**DO THIS:**
Output an exact reproduction of the data.

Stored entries
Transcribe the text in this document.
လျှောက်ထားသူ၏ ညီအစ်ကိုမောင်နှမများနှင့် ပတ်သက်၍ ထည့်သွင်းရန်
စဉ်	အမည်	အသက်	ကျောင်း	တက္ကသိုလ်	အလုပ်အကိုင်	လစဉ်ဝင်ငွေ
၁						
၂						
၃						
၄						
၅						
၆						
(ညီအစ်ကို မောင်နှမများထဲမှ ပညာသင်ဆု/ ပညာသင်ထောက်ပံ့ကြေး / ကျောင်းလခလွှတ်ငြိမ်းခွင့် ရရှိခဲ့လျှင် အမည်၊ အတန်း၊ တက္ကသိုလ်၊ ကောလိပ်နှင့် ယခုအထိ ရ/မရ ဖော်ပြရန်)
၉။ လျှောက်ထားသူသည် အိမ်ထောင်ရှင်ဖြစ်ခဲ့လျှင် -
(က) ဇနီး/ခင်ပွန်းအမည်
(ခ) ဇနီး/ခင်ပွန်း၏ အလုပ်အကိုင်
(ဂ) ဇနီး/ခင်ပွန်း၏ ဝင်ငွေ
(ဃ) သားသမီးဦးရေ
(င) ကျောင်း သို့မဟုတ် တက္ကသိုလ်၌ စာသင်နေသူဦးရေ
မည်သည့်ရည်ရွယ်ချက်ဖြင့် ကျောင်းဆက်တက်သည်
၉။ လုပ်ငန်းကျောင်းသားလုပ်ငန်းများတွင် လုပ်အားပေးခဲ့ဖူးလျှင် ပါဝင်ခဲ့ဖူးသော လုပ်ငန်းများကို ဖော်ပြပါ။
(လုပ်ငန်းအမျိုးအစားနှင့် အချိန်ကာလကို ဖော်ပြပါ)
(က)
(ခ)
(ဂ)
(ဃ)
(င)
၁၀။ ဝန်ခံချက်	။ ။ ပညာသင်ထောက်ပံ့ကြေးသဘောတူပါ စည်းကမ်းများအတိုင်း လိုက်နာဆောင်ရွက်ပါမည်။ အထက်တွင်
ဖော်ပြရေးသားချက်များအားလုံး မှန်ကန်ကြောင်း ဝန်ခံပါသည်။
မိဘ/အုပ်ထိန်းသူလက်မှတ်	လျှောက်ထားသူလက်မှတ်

**FULL RESPONSE:**
Transcribe the text in this document.
လျှောက်ထားသူ၏ ညီအစ်ကိုမောင်နှမများနှင့် ပတ်သက်၍ ထည့်သွင်းရန်
စဉ်	အမည်	အသက်	ကျောင်း	တက္ကသိုလ်	အလုပ်အကိုင်	လစဉ်ဝင်ငွေ
၁						
၂						
၃						
၄						
၅						
၆						
(ညီအစ်ကို မောင်နှမများထဲမှ ပညာသင်ဆု/ ပညာသင်ထောက်ပံ့ကြေး / ကျောင်းလခလွှတ်ငြိမ်းခွင့် ရရှိခဲ့လျှင် အမည်၊ အတန်း၊ တက္ကသိုလ်၊ ကောလိပ်နှင့် ယခုအထိ ရ/မရ ဖော်ပြရန်)
၉။ လျှောက်ထားသူသည် အိမ်ထောင်ရှင်ဖြစ်ခဲ့လျှင် -
(က) ဇနီး/ခင်ပွန်းအမည်
(ခ) ဇနီး/ခင်ပွန်း၏ အလုပ်အကိုင်
(ဂ) ဇနီး/ခင်ပွန်း၏ ဝင်ငွေ
(ဃ) သားသမီးဦးရေ
(င) ကျောင်း သို့မဟုတ် တက္ကသိုလ်၌ စာသင်နေသူဦးရေ
မည်သည့်ရည်ရွယ်ချက်ဖြင့် ကျောင်းဆက်တက်သည်
၉။ လုပ်ငန်းကျောင်းသားလုပ်ငန်းများတွင် လုပ်အားပေးခဲ့ဖူးလျှင် ပါဝင်ခဲ့ဖူးသော လုပ်ငန်းများကို ဖော်ပြပါ။
(လုပ်ငန်းအမျိုးအစားနှင့် အချိန်ကာလကို ဖော်ပြပါ)
(က)
(ခ)
(ဂ)
(ဃ)
(င)
၁၀။ ဝန်ခံချက်	။ ။ ပညာသင်ထောက်ပံ့ကြေးသဘောတူပါ စည်းကမ်းများအတိုင်း လိုက်နာဆောင်ရွက်ပါမည်။ အထက်တွင်
ဖော်ပြရေးသားချက်များအားလုံး မှန်ကန်ကြောင်း ဝန်ခံပါသည်။
မိဘ/အုပ်ထိန်းသူလက်မှတ်	လျှောက်ထားသူလက်မှတ်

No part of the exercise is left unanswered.